■ **Task details**: Compile every line that includes the word "PLATFORMS".

* Begin Dataset excerpts *

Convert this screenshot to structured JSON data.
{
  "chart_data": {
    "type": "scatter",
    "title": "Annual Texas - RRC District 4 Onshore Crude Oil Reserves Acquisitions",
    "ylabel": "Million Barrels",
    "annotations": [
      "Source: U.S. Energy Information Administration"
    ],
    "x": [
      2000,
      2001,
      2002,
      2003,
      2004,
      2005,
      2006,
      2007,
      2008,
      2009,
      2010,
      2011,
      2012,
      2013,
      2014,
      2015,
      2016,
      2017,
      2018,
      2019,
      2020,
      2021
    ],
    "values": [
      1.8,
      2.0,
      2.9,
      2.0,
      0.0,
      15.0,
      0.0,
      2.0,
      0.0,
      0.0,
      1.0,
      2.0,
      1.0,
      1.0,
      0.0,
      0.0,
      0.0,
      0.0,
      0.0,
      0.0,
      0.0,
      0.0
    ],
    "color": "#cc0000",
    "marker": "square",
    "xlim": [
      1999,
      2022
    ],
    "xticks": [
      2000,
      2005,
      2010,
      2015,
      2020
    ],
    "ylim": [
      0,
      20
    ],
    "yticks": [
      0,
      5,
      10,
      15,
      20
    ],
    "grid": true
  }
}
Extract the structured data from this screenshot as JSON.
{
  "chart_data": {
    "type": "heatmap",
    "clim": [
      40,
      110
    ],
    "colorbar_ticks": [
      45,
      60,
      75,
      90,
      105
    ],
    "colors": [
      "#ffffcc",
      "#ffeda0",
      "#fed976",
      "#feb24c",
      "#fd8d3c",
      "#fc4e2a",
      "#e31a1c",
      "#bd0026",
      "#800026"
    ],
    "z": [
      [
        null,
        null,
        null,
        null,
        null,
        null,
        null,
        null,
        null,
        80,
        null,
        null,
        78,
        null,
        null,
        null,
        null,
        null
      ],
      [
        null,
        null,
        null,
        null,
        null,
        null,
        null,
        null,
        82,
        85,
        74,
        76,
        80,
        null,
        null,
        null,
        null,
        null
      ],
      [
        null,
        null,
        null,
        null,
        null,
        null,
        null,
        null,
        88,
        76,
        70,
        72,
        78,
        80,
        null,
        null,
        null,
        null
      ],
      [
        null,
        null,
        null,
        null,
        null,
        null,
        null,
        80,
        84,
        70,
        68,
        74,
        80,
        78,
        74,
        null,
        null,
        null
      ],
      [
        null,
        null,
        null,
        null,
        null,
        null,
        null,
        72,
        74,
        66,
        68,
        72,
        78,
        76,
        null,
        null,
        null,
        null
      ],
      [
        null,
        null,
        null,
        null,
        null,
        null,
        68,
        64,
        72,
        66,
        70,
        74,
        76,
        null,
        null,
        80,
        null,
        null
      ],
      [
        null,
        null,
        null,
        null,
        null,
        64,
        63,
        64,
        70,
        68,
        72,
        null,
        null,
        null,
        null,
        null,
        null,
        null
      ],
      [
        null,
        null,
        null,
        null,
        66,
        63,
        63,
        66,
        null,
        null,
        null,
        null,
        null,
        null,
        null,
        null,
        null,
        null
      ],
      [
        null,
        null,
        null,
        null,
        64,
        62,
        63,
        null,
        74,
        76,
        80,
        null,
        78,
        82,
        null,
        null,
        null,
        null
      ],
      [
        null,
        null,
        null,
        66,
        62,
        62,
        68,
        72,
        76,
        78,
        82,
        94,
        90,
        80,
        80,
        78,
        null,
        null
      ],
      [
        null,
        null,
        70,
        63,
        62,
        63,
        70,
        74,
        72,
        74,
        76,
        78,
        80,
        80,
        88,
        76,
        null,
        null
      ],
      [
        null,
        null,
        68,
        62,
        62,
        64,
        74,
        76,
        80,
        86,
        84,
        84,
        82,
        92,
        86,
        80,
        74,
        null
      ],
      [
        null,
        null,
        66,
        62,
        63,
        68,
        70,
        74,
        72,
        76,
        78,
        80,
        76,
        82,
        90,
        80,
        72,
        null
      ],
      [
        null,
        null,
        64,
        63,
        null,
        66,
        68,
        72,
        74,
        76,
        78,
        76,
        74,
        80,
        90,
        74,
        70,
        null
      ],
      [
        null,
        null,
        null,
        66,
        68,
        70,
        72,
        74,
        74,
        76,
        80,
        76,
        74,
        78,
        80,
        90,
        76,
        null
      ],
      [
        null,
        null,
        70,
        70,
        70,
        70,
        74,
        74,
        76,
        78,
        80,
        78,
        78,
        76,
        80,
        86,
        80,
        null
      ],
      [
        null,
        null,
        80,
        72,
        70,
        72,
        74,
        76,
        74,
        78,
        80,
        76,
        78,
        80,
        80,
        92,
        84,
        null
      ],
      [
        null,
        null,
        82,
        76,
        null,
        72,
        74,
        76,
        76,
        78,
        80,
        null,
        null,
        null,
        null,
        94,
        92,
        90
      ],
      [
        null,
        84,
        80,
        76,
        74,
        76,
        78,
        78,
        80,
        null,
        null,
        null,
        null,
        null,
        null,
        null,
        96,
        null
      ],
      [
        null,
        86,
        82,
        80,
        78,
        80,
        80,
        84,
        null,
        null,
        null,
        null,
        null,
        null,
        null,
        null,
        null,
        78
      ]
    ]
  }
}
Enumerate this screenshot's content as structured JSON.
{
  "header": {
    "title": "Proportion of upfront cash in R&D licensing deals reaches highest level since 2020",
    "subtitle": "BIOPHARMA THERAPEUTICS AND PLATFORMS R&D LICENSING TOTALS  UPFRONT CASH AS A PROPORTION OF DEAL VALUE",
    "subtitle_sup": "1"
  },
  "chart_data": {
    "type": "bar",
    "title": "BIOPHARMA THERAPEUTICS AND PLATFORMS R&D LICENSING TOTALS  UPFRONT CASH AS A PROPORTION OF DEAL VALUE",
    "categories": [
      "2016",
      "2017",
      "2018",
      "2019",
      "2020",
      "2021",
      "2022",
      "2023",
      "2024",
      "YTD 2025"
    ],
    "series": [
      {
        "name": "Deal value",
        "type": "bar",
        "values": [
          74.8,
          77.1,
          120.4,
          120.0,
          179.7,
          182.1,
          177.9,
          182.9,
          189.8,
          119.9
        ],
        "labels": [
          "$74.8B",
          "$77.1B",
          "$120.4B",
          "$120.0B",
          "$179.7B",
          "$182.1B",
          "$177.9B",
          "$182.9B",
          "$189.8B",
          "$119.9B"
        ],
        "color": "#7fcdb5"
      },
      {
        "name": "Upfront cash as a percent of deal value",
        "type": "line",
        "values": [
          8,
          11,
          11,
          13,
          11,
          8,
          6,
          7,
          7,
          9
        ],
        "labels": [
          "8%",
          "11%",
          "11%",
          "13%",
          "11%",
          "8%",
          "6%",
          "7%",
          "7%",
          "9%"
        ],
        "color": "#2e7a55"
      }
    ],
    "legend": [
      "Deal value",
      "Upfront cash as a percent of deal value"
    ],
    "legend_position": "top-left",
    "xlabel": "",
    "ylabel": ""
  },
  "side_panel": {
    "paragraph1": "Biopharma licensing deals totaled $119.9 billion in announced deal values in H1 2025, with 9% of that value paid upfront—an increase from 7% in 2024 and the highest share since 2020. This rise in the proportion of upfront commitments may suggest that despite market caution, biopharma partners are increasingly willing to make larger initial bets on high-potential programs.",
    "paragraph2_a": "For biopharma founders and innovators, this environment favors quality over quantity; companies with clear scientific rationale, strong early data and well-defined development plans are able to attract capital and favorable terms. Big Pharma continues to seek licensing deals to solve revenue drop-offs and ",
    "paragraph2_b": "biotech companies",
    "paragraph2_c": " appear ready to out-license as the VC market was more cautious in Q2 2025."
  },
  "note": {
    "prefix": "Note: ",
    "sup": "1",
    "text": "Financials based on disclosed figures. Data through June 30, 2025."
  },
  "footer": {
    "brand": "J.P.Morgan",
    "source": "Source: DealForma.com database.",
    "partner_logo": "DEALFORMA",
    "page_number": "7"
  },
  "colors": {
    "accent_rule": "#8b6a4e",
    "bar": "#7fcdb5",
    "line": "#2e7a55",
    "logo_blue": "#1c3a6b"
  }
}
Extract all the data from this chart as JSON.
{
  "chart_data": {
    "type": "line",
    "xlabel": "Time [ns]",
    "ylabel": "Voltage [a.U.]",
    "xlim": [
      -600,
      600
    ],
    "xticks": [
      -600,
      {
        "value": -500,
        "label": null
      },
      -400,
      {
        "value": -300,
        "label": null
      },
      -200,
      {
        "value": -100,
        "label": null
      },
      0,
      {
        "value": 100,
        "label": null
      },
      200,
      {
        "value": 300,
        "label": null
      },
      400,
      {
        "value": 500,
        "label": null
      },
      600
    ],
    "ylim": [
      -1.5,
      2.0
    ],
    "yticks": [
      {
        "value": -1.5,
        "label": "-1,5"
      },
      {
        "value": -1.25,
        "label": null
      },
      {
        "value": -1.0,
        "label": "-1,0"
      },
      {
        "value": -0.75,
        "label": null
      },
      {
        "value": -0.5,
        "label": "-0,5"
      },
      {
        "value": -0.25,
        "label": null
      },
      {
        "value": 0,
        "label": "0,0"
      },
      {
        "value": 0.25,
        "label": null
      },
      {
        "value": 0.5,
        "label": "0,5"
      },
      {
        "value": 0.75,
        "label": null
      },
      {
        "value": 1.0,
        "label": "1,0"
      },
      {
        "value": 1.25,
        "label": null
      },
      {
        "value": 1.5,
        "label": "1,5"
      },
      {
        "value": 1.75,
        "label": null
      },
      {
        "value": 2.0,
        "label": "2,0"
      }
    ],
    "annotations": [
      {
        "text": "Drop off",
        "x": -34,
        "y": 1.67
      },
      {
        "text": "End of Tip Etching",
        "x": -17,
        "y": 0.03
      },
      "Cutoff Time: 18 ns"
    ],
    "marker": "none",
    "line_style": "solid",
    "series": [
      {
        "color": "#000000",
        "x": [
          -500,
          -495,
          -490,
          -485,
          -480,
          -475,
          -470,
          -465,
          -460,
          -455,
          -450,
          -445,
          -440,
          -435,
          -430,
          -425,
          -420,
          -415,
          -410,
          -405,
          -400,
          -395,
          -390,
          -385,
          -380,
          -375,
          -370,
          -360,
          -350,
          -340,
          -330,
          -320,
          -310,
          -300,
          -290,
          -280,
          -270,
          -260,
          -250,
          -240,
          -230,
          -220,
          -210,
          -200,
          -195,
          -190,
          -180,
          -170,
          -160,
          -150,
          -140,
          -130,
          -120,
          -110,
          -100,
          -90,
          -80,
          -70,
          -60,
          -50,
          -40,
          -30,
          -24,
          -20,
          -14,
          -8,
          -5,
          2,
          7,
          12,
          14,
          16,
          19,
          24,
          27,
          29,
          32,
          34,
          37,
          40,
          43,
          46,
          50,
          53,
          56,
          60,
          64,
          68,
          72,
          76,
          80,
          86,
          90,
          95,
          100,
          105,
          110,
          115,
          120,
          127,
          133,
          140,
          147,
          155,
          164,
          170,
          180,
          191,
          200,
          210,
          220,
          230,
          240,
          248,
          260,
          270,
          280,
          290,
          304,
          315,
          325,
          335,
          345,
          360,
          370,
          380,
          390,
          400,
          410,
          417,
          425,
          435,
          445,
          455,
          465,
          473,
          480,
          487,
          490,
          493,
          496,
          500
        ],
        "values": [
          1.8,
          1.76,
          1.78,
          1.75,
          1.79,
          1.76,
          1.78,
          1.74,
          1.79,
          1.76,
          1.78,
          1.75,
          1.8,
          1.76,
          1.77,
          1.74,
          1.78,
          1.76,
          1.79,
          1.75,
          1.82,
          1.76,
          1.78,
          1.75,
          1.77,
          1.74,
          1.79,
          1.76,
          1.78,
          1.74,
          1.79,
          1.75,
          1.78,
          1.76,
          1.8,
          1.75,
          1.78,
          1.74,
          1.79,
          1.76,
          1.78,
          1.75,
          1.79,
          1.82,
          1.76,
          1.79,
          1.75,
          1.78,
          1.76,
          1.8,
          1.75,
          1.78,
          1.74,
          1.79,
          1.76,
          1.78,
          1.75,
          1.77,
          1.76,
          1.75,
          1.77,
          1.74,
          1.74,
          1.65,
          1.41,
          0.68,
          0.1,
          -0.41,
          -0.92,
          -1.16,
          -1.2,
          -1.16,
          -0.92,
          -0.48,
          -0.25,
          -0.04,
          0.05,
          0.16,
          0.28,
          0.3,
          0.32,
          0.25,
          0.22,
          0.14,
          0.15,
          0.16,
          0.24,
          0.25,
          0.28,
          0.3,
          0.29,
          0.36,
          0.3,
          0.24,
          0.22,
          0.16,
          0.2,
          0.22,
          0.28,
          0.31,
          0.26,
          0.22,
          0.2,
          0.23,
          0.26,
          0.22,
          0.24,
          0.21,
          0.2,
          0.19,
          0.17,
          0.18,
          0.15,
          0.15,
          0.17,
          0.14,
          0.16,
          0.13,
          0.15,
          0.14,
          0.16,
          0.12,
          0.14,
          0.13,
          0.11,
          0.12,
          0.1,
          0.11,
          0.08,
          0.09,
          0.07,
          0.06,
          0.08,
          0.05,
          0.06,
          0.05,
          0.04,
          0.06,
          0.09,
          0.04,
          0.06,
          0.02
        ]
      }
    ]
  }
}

* End Dataset excerpts *

■ **Result of the exercise**:
    "subtitle": "BIOPHARMA THERAPEUTICS AND PLATFORMS R&D LICENSING TOTALS  UPFRONT CASH AS A PROPORTION OF DEAL VALUE",
    "title": "BIOPHARMA THERAPEUTICS AND PLATFORMS R&D LICENSING TOTALS  UPFRONT CASH AS A PROPORTION OF DEAL VALUE",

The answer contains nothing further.